__EXTRACT__

As I mentioned earlier, the Federal Circuit today vacated and remanded Judge Davis's damages judgment in Commonwealth Scientific and Industrial Research Organization (CSIRO) v. Cisco Systems, Inc, opinion available here. Chief Judge Prost wrote the opinion, joined by Judges Dyk and Hughes. Bottom lines: (1) use of the smallest salable patent-practicing unit is not necessary where the evidence shows that the parties proposed a different base in real-world negotiations; (2) damages for the infringement of an SEP should not reflect the additional value resulting from standardization. As discussed below, I agree with the first but not second of these propositions.
As stated in the opinion, the patent in suit "discloses techniques directed to solving issues from wireless signals reflecting off objects and interfering with each other, commonly referred to as the 'multipath problem'" (p.3). The patent was essential to the IEEE's 802.11 standard, as ratified in 1999, and CSIRO duly submitted a letter pledging to license the patent on RAND terms. The "patent is also essential to various later iterations of 802.11 (802.11g, n, and ac)," but "despite the IEEE’s repeated requests . . . CSIRO refused to encumber the ’069 patent with a RAND commitment for these revisions" (pp. 3-4).
In the 1990s, an Australian company called Radiata was formed to sell wireless chips in the U.S. CSIRO and Radiata thereafter entered into a technology license agreement (TLA) for the '069 patent. In 2001, Cisco acquired Radiata, and the TLA was amended twice. Cisco paid royalties under the TLA until 2007, when it "ceased using Radiata-based chips in its products" (pp. 4-5). Meanwhile, CSIRO developed a form license offer (the "Rate Card") which it offered to prospective licensees beginning in 2004 (p.5). CSIRO offered Cisco a license based on the Rate Card rates, which Cisco declined, though
the district court found that in subsequent discussions in 2005, Dan Lang, Cisco’s Vice President of Intellectual Property, informally suggested to CSIRO that a $0.90 per unit rate may be more appropriate. . . . This rate was not much lower than what Cisco was already paying CSIRO under the TLA, though over time the TLA rates declined dramatically due to rapidly decreasing chip prices. Despite both parties’ apparent willingness to negotiate a license, CSIRO and Cisco failed to agree on terms (pp. 5-6).

__DATA LISTING__
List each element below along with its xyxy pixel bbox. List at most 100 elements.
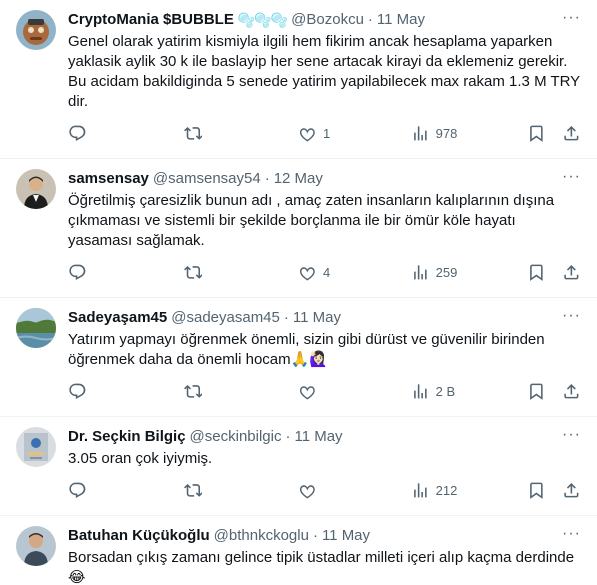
reply-icon <box>69 125 86 141</box>
separator-dot: · <box>283 309 289 326</box>
heart-icon <box>300 127 316 142</box>
share-button[interactable] <box>562 263 581 282</box>
user-handle[interactable]: @seckinbilgic <box>190 427 282 447</box>
avatar[interactable] <box>16 427 56 467</box>
display-name[interactable]: Dr. Seçkin Bilgiç <box>68 427 186 447</box>
separator-dot: · <box>264 170 270 187</box>
views-count: 2 B <box>435 383 456 399</box>
heart-icon <box>300 484 316 499</box>
share-icon <box>564 482 579 498</box>
retweet-button[interactable] <box>183 263 299 282</box>
action-bar: 2 B <box>68 370 581 416</box>
tweet-text: 3.05 oran çok iyiymiş. <box>68 450 213 467</box>
action-bar: 212 <box>68 469 581 515</box>
bookmark-button[interactable] <box>527 124 546 143</box>
reply-button[interactable] <box>68 263 184 282</box>
tweet[interactable]: Dr. Seçkin Bilgiç @seckinbilgic · 11 May… <box>0 417 597 516</box>
more-icon[interactable]: ··· <box>562 526 581 542</box>
share-button[interactable] <box>562 481 581 500</box>
avatar[interactable] <box>16 169 56 209</box>
tweet[interactable]: samsensay @samsensay54 · 12 May Öğretilm… <box>0 159 597 298</box>
tweet-date[interactable]: 11 May <box>322 526 370 546</box>
bookmark-icon <box>529 264 543 281</box>
like-button[interactable]: 1 <box>298 124 411 143</box>
retweet-button[interactable] <box>183 481 299 500</box>
more-icon[interactable]: ··· <box>562 10 581 26</box>
tweet[interactable]: Batuhan Küçükoğlu @bthnkckoglu · 11 May … <box>0 516 597 585</box>
bookmark-icon <box>529 482 543 499</box>
more-icon[interactable]: ··· <box>562 308 581 324</box>
tweet-feed: CryptoMania $BUBBLE 🫧🫧🫧 @Bozokcu · 11 Ma… <box>0 0 597 585</box>
reply-button[interactable] <box>68 124 184 143</box>
tweet-date[interactable]: 12 May <box>274 169 323 189</box>
like-button[interactable] <box>298 481 411 500</box>
like-count: 4 <box>322 264 331 280</box>
retweet-button[interactable] <box>183 124 299 143</box>
heart-icon <box>300 385 316 400</box>
bookmark-icon <box>529 383 543 400</box>
tweet-text: Genel olarak yatirim kismiyla ilgili hem… <box>68 33 580 110</box>
user-handle[interactable]: @Bozokcu <box>291 10 364 30</box>
user-handle[interactable]: @bthnkckoglu <box>214 526 309 546</box>
like-count: 1 <box>322 125 331 141</box>
more-icon[interactable]: ··· <box>562 169 581 185</box>
views-button[interactable]: 978 <box>411 124 527 143</box>
views-icon <box>414 482 427 498</box>
share-button[interactable] <box>562 124 581 143</box>
share-icon <box>564 264 579 280</box>
views-button[interactable]: 259 <box>411 263 527 282</box>
more-icon[interactable]: ··· <box>562 427 581 443</box>
display-name[interactable]: Batuhan Küçükoğlu <box>68 526 210 546</box>
bookmark-button[interactable] <box>527 481 546 500</box>
display-name[interactable]: Sadeyaşam45 <box>68 308 167 328</box>
display-name[interactable]: samsensay <box>68 169 149 189</box>
views-count: 259 <box>435 264 458 280</box>
like-button[interactable] <box>298 382 411 401</box>
avatar[interactable] <box>16 10 56 50</box>
views-icon <box>414 125 427 141</box>
bubble-badge: 🫧🫧🫧 <box>237 12 288 28</box>
retweet-icon <box>183 126 203 140</box>
display-name[interactable]: CryptoMania $BUBBLE <box>68 10 234 30</box>
reply-icon <box>69 264 86 280</box>
tweet-text: Yatırım yapmayı öğrenmek önemli, sizin g… <box>68 331 545 368</box>
like-button[interactable]: 4 <box>298 263 411 282</box>
retweet-icon <box>183 265 203 279</box>
views-count: 212 <box>435 482 458 498</box>
bookmark-icon <box>529 125 543 142</box>
views-count: 978 <box>435 125 458 141</box>
separator-dot: · <box>312 527 318 544</box>
reply-icon <box>69 482 86 498</box>
user-handle[interactable]: @sadeyasam45 <box>171 308 280 328</box>
retweet-icon <box>183 384 203 398</box>
bookmark-button[interactable] <box>527 382 546 401</box>
heart-icon <box>300 266 316 281</box>
share-button[interactable] <box>562 382 581 401</box>
tweet-text: Borsadan çıkış zamanı gelince tipik üsta… <box>68 549 575 585</box>
tweet[interactable]: CryptoMania $BUBBLE 🫧🫧🫧 @Bozokcu · 11 Ma… <box>0 0 597 159</box>
avatar[interactable] <box>16 526 56 566</box>
share-icon <box>564 383 579 399</box>
action-bar: 1 978 <box>68 112 581 158</box>
views-button[interactable]: 2 B <box>411 382 527 401</box>
bookmark-button[interactable] <box>527 263 546 282</box>
user-handle[interactable]: @samsensay54 <box>153 169 261 189</box>
reply-button[interactable] <box>68 481 184 500</box>
share-icon <box>564 125 579 141</box>
tweet-date[interactable]: 11 May <box>294 427 342 447</box>
retweet-button[interactable] <box>183 382 299 401</box>
tweet[interactable]: Sadeyaşam45 @sadeyasam45 · 11 May Yatırı… <box>0 298 597 417</box>
avatar[interactable] <box>16 308 56 348</box>
views-icon <box>414 383 427 399</box>
tweet-date[interactable]: 11 May <box>293 308 341 328</box>
tweet-text: Öğretilmiş çaresizlik bunun adı , amaç z… <box>68 192 555 249</box>
separator-dot: · <box>285 428 291 445</box>
views-button[interactable]: 212 <box>411 481 527 500</box>
views-icon <box>414 264 427 280</box>
separator-dot: · <box>367 11 373 28</box>
reply-icon <box>69 383 86 399</box>
tweet-date[interactable]: 11 May <box>377 10 425 30</box>
reply-button[interactable] <box>68 382 184 401</box>
action-bar: 4 259 <box>68 251 581 297</box>
retweet-icon <box>183 483 203 497</box>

__WRITTEN INSTRUCTION 1__
Copy the CSIRO v. Cisco post from "As I mentioned" to "of these propositions.", swapping "Federal Circuit" for "appellate court".
__WRITTEN INSTRUCTION 2__
Answer from the CSIRO v. Cisco post:
(a) Who wrote the opinion?
(b) In what year did Cisco acquire Radiata?
(c) What per-unit rate did Dan Lang informally suggest to CSIRO?
__WRITTEN INSTRUCTION 3__
Put this sentence from the CSIRO v. Cisco post into Spanish: "In 2001, Cisco acquired Radiata, and the TLA was amended twice."
The lines have nothing to do with the CSIRO v. Cisco post.

__SOLUTION 1__
As I mentioned earlier, the appellate court today vacated and remanded Judge Davis's damages judgment in Commonwealth Scientific and Industrial Research Organization (CSIRO) v. Cisco Systems, Inc, opinion available here. Chief Judge Prost wrote the opinion, joined by Judges Dyk and Hughes. Bottom lines: (1) use of the smallest salable patent-practicing unit is not necessary where the evidence shows that the parties proposed a different base in real-world negotiations; (2) damages for the infringement of an SEP should not reflect the additional value resulting from standardization. As discussed below, I agree with the first but not second of these propositions.

__SOLUTION 2__
(a) Chief Judge Prost
(b) 2001
(c) $0.90

__SOLUTION 3__
En 2001, Cisco adquirió Radiata, y el TLA se modificó dos veces.